— START OF EXERCISE INPUTS —

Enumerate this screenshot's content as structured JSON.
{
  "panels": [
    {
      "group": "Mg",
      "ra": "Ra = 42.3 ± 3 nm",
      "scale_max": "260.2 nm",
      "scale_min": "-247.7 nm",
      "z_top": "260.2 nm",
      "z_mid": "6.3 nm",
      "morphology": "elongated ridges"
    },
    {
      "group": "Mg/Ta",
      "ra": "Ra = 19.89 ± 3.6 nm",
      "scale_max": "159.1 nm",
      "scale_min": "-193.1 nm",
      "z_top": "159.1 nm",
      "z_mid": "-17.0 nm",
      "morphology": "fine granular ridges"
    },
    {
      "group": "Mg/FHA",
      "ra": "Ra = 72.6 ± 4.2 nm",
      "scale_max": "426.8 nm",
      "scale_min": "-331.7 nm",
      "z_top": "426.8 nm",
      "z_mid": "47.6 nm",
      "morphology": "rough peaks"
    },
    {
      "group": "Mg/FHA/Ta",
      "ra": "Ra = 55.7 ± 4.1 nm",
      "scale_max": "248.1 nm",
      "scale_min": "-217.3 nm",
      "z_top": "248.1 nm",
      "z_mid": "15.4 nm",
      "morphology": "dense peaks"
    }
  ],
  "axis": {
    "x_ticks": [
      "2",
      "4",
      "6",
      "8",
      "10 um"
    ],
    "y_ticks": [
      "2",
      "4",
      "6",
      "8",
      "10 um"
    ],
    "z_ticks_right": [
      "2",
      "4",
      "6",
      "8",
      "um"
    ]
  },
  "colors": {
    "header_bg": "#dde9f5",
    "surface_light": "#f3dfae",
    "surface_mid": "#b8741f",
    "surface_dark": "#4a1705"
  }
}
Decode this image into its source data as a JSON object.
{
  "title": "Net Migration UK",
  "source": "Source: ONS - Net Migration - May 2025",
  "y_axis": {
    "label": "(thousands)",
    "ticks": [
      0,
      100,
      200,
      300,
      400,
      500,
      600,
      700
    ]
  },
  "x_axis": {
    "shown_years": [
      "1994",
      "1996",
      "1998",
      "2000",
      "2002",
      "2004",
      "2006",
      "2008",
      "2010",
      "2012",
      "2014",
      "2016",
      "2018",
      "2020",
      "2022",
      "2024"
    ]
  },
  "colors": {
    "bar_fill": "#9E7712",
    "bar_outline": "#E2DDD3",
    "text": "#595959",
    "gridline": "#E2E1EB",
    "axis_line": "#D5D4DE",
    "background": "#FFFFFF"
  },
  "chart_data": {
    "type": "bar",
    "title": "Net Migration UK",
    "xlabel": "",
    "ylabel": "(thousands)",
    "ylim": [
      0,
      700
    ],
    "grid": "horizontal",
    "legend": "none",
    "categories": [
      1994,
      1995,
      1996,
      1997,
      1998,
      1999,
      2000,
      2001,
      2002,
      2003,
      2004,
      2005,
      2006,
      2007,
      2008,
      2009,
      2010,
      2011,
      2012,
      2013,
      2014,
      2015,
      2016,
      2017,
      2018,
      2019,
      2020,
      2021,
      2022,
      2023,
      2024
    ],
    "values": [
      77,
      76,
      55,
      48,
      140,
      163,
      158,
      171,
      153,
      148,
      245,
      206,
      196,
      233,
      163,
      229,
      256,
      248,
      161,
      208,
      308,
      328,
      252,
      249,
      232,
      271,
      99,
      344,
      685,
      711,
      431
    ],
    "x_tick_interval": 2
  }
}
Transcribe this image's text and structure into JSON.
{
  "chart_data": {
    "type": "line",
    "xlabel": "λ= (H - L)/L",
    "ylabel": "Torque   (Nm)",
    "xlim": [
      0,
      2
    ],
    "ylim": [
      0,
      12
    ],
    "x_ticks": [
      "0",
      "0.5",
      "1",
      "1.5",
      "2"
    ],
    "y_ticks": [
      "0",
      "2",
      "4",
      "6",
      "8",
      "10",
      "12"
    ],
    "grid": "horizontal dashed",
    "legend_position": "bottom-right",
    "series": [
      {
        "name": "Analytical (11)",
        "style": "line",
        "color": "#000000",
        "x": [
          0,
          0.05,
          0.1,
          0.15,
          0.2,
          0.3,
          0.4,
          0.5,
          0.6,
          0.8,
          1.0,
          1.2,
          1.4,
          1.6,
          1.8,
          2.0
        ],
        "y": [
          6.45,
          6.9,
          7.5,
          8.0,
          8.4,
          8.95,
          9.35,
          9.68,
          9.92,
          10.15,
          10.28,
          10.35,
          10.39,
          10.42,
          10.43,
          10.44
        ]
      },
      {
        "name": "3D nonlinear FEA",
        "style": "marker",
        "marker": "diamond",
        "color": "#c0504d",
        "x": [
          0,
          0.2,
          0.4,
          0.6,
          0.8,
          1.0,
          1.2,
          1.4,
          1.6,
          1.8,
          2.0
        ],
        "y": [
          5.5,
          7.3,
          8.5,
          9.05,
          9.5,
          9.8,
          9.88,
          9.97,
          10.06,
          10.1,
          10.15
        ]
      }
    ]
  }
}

— END OF EXERCISE INPUTS —

_REQUEST_
Go through the records and print each one exactly.

_ANSWER TO THIS TASK_
Enumerate this screenshot's content as structured JSON.
{
  "panels": [
    {
      "group": "Mg",
      "ra": "Ra = 42.3 ± 3 nm",
      "scale_max": "260.2 nm",
      "scale_min": "-247.7 nm",
      "z_top": "260.2 nm",
      "z_mid": "6.3 nm",
      "morphology": "elongated ridges"
    },
    {
      "group": "Mg/Ta",
      "ra": "Ra = 19.89 ± 3.6 nm",
      "scale_max": "159.1 nm",
      "scale_min": "-193.1 nm",
      "z_top": "159.1 nm",
      "z_mid": "-17.0 nm",
      "morphology": "fine granular ridges"
    },
    {
      "group": "Mg/FHA",
      "ra": "Ra = 72.6 ± 4.2 nm",
      "scale_max": "426.8 nm",
      "scale_min": "-331.7 nm",
      "z_top": "426.8 nm",
      "z_mid": "47.6 nm",
      "morphology": "rough peaks"
    },
    {
      "group": "Mg/FHA/Ta",
      "ra": "Ra = 55.7 ± 4.1 nm",
      "scale_max": "248.1 nm",
      "scale_min": "-217.3 nm",
      "z_top": "248.1 nm",
      "z_mid": "15.4 nm",
      "morphology": "dense peaks"
    }
  ],
  "axis": {
    "x_ticks": [
      "2",
      "4",
      "6",
      "8",
      "10 um"
    ],
    "y_ticks": [
      "2",
      "4",
      "6",
      "8",
      "10 um"
    ],
    "z_ticks_right": [
      "2",
      "4",
      "6",
      "8",
      "um"
    ]
  },
  "colors": {
    "header_bg": "#dde9f5",
    "surface_light": "#f3dfae",
    "surface_mid": "#b8741f",
    "surface_dark": "#4a1705"
  }
}
Decode this image into its source data as a JSON object.
{
  "title": "Net Migration UK",
  "source": "Source: ONS - Net Migration - May 2025",
  "y_axis": {
    "label": "(thousands)",
    "ticks": [
      0,
      100,
      200,
      300,
      400,
      500,
      600,
      700
    ]
  },
  "x_axis": {
    "shown_years": [
      "1994",
      "1996",
      "1998",
      "2000",
      "2002",
      "2004",
      "2006",
      "2008",
      "2010",
      "2012",
      "2014",
      "2016",
      "2018",
      "2020",
      "2022",
      "2024"
    ]
  },
  "colors": {
    "bar_fill": "#9E7712",
    "bar_outline": "#E2DDD3",
    "text": "#595959",
    "gridline": "#E2E1EB",
    "axis_line": "#D5D4DE",
    "background": "#FFFFFF"
  },
  "chart_data": {
    "type": "bar",
    "title": "Net Migration UK",
    "xlabel": "",
    "ylabel": "(thousands)",
    "ylim": [
      0,
      700
    ],
    "grid": "horizontal",
    "legend": "none",
    "categories": [
      1994,
      1995,
      1996,
      1997,
      1998,
      1999,
      2000,
      2001,
      2002,
      2003,
      2004,
      2005,
      2006,
      2007,
      2008,
      2009,
      2010,
      2011,
      2012,
      2013,
      2014,
      2015,
      2016,
      2017,
      2018,
      2019,
      2020,
      2021,
      2022,
      2023,
      2024
    ],
    "values": [
      77,
      76,
      55,
      48,
      140,
      163,
      158,
      171,
      153,
      148,
      245,
      206,
      196,
      233,
      163,
      229,
      256,
      248,
      161,
      208,
      308,
      328,
      252,
      249,
      232,
      271,
      99,
      344,
      685,
      711,
      431
    ],
    "x_tick_interval": 2
  }
}
Transcribe this image's text and structure into JSON.
{
  "chart_data": {
    "type": "line",
    "xlabel": "λ= (H - L)/L",
    "ylabel": "Torque   (Nm)",
    "xlim": [
      0,
      2
    ],
    "ylim": [
      0,
      12
    ],
    "x_ticks": [
      "0",
      "0.5",
      "1",
      "1.5",
      "2"
    ],
    "y_ticks": [
      "0",
      "2",
      "4",
      "6",
      "8",
      "10",
      "12"
    ],
    "grid": "horizontal dashed",
    "legend_position": "bottom-right",
    "series": [
      {
        "name": "Analytical (11)",
        "style": "line",
        "color": "#000000",
        "x": [
          0,
          0.05,
          0.1,
          0.15,
          0.2,
          0.3,
          0.4,
          0.5,
          0.6,
          0.8,
          1.0,
          1.2,
          1.4,
          1.6,
          1.8,
          2.0
        ],
        "y": [
          6.45,
          6.9,
          7.5,
          8.0,
          8.4,
          8.95,
          9.35,
          9.68,
          9.92,
          10.15,
          10.28,
          10.35,
          10.39,
          10.42,
          10.43,
          10.44
        ]
      },
      {
        "name": "3D nonlinear FEA",
        "style": "marker",
        "marker": "diamond",
        "color": "#c0504d",
        "x": [
          0,
          0.2,
          0.4,
          0.6,
          0.8,
          1.0,
          1.2,
          1.4,
          1.6,
          1.8,
          2.0
        ],
        "y": [
          5.5,
          7.3,
          8.5,
          9.05,
          9.5,
          9.8,
          9.88,
          9.97,
          10.06,
          10.1,
          10.15
        ]
      }
    ]
  }
}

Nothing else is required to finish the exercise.